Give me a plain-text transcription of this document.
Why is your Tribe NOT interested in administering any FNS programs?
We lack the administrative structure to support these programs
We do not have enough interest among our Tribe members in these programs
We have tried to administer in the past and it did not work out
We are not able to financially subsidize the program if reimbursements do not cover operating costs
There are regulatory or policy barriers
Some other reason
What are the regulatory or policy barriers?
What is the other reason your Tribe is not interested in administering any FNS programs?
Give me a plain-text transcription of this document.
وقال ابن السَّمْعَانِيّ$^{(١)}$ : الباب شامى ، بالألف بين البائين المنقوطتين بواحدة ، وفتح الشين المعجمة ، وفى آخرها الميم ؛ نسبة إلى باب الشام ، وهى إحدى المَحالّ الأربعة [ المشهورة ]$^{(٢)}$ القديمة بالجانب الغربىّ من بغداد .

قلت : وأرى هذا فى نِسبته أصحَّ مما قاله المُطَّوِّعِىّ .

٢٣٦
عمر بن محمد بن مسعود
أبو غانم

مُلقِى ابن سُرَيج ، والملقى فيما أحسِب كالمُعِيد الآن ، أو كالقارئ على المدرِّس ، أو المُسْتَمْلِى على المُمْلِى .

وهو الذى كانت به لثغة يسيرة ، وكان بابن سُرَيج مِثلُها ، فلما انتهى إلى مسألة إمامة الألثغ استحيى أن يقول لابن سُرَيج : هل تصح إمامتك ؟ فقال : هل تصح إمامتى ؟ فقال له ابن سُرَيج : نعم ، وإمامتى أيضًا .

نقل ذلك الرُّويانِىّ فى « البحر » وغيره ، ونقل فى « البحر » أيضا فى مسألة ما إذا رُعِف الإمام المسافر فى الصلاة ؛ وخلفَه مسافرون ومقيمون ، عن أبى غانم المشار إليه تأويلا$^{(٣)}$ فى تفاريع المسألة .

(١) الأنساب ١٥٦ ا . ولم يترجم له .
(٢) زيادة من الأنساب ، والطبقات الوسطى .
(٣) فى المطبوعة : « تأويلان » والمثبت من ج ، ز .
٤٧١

···

→ Work instructions:
Copy every line in the records above that contains the word "have".

→ Task solution:
We do not have enough interest among our Tribe members in these programs
We have tried to administer in the past and it did not work out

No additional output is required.